Carlos Hakansson
Entre lo debido y lo posible
El tránsito del constitucionalismo social al neoconstitucionalismo axiológico
La aparición del constitucionalismo social surge en el periodo de entreguerras. Las protagonistas fueron las constituciones de México de 1917 y la coetánea de Weimar (1919). Se reconoció el derecho a la jornada laboral de ocho horas, la sindicación y la huelga; de no haberse tomado esas decisiones se habría mantenido en una condición de “servidumbre de hecho” a la clase obrera. Por otro lado, los derechos a la salud y educación buscaron realizar la igualdad material entre los ciudadanos.
Se trata de un conjunto de reivindicaciones sociales objetivas que delegan en la ley ordinaria su debida implementación. Sin embargo, en la actualidad, si nos detenemos en la fibra sensible del constitucionalismo moderno, observamos el tránsito del constitucionalismo social al neoconstitucionalismo axiológico. Una progresiva transición que se distancia de la "conquista de calle”, por mejores condiciones de vida, de la mera "abstracción jurídica” en los textos constitucionales modernos.
Un análisis de los hechos históricos registra que la Constitución de Querétaro de 1917 cambió las reglas del juego, pues mientras que las constituciones del siglo XIX se ocuparon de proteger al individuo frente al ejercicio del poder estatal (constitucionalismo clásico), México y la Alemania de Weimar comprendieron que la libertad sería ilusoria sin mínimas condiciones materiales de salud y educación para la plena realización humana.
Por otro lado, el constitucionalismo laboral reconoció cierta vulnerabilidad en sus relaciones de subordinación (empleador-trabajador) que evidenciaron posibles desequilibrios de poder que comprometían la libertad individual. Sin embargo, aunque estos derechos nacieron con un espíritu reivindicador, su implementación fue de índole más programátic,a funcionando como herramientas de legitimación para el régimen posrevolucionario.

> Datos proporcionados
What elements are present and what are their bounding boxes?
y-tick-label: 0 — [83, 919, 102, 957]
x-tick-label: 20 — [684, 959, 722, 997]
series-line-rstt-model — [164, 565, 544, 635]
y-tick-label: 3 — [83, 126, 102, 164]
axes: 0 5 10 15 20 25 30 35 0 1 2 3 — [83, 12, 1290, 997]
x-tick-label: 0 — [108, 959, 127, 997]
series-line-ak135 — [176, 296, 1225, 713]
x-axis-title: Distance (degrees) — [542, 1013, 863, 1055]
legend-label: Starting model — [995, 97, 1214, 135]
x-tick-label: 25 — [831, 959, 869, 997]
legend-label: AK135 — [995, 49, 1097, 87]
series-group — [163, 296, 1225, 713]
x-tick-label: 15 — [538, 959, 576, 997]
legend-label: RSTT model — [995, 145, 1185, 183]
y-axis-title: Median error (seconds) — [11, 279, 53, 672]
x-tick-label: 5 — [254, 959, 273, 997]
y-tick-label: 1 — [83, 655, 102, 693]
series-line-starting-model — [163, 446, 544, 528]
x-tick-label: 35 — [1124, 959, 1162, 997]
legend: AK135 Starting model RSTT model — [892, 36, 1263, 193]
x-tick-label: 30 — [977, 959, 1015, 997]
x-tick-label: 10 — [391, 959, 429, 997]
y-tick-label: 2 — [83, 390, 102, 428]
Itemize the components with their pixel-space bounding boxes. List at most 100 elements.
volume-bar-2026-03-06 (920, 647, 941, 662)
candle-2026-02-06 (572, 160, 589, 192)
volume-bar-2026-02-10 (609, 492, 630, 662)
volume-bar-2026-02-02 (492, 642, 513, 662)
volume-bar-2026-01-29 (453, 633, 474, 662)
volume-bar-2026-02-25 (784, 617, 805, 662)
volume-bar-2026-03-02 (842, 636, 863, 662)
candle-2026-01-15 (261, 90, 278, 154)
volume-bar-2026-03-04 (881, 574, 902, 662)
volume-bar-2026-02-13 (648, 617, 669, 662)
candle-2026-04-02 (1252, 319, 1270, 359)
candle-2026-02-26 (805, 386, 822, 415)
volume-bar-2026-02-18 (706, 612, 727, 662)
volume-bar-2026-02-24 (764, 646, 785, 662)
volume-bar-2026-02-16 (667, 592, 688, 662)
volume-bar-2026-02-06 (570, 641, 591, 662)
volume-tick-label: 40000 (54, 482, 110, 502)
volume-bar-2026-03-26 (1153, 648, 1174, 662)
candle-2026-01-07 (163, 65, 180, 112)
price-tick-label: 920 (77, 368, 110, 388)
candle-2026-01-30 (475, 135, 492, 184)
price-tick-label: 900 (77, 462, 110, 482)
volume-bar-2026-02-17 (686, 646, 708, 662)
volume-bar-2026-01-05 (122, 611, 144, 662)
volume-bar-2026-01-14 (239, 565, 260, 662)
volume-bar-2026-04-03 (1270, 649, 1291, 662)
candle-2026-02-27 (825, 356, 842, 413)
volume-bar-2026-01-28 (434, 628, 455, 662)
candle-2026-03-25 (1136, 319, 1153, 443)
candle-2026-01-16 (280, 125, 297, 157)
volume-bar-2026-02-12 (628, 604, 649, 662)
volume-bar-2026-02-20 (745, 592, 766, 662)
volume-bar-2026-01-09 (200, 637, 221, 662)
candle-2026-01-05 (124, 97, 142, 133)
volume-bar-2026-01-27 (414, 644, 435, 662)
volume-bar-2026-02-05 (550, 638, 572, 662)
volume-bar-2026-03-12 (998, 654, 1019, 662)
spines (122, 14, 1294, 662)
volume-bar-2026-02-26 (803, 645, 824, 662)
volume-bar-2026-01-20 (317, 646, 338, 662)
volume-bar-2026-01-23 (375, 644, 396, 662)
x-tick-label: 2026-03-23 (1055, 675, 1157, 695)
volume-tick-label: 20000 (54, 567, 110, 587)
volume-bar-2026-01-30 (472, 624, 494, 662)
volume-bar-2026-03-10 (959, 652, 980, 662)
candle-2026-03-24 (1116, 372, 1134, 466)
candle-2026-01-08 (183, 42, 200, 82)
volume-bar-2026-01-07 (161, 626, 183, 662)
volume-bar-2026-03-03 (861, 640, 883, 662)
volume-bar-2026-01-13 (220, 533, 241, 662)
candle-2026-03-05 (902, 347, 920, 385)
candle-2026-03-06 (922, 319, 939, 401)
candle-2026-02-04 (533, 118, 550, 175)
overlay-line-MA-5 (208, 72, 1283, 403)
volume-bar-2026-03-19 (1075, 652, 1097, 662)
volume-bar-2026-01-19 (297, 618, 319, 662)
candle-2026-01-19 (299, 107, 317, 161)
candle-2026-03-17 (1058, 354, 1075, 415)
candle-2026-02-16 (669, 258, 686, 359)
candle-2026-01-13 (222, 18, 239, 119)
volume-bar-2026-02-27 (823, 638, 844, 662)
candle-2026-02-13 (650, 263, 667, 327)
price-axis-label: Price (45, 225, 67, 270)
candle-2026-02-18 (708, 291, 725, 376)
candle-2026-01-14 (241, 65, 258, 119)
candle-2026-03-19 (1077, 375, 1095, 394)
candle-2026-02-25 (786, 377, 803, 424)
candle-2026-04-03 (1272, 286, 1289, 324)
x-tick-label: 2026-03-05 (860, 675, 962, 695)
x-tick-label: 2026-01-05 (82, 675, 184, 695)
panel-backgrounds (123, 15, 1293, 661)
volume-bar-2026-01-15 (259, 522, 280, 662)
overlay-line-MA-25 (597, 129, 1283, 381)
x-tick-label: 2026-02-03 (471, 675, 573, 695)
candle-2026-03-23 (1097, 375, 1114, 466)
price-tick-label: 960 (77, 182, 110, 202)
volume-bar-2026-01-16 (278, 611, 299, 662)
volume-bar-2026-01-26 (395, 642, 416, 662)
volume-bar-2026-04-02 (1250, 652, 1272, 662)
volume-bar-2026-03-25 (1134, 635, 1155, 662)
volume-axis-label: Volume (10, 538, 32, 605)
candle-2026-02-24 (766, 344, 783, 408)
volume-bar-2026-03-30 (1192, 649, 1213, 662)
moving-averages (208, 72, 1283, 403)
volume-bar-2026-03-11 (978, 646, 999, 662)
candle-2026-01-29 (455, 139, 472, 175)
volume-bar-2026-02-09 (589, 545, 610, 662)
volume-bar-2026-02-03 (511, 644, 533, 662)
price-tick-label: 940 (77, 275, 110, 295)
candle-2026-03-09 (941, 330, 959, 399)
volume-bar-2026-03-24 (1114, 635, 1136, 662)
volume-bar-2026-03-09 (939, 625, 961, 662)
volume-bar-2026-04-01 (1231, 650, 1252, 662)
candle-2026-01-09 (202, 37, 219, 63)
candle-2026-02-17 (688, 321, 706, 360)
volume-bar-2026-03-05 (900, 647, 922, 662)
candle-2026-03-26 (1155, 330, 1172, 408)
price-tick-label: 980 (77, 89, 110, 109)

> Tarea asignada 1
Enumera todos los derechos que el texto sobre el constitucionalismo social menciona como reconocidos por las constituciones de México y de Weimar.
> Tarea asignada 2
Continúa el texto sobre el constitucionalismo social a partir de su última oración.
Las filas provienen de otra fuente y no guardan relación con el texto.

> Respuesta escrita 1
- La jornada laboral de ocho horas
- La sindicación
- La huelga
- La salud
- La educación

> Respuesta escrita 2
Hasta la aprobación de la Ley Fundamental de Bonn (1949), el silencio sobre la "dignidad humana" se explica porque el Derecho europeo continental mantenía un positivismo legalista que asumía que la norma escrita garantizaba respeto y cumplimiento. El verdadero punto de inflexión ocurrió entre 1945 y 1949 tras el Holocausto, revelando lo inhumanas que pueden llegar a ser las normas legales. De este modo, a partir de la Ley Fundamental de Bonn de 1949 se introdujo la dignidad no como un adorno, sino como un límite al poder estatal. Un concepto metajurídico que se expandió a Iberoamérica, a las constituciones peruanas de 1979 y 1993, Brasil (1988) , Colombia (1991), Chile (1980) y otras, marcando el paso hacia un Estado Social y Democrático de Derecho.
El expreso reconocimiento de la dignidad como fundamento para judicializar derechos sociales presenta un dilema ideológico y práctico. Al ser un concepto jurídicamente indeterminado, se corre el riesgo de que jueces terminen definiendo políticas públicas y presupuestos nacionales bajo su propia interpretación de lo que es "debido". En ese sentido, la tensión entre la justicia (lo debido) y la economía (lo posible) puede generar una "inflación de derechos" donde la seguridad jurídica y estabilidad económica se debilitan si todo queda supeditado al activismo judicial.
En última instancia, el desafío consiste en evitar que la instrumentalización de la dignidad humana y el reconocimiento a los llamados derechos innominados se convierta en una “cláusula vacía” que desplace la función legislativa y democrática, pasando de la justa reivindicación sectorial a una abstracción manipulada por políticas populistas que, de no gestionarse con rigor, podría ignorar la real capacidad de la administración económica estatal.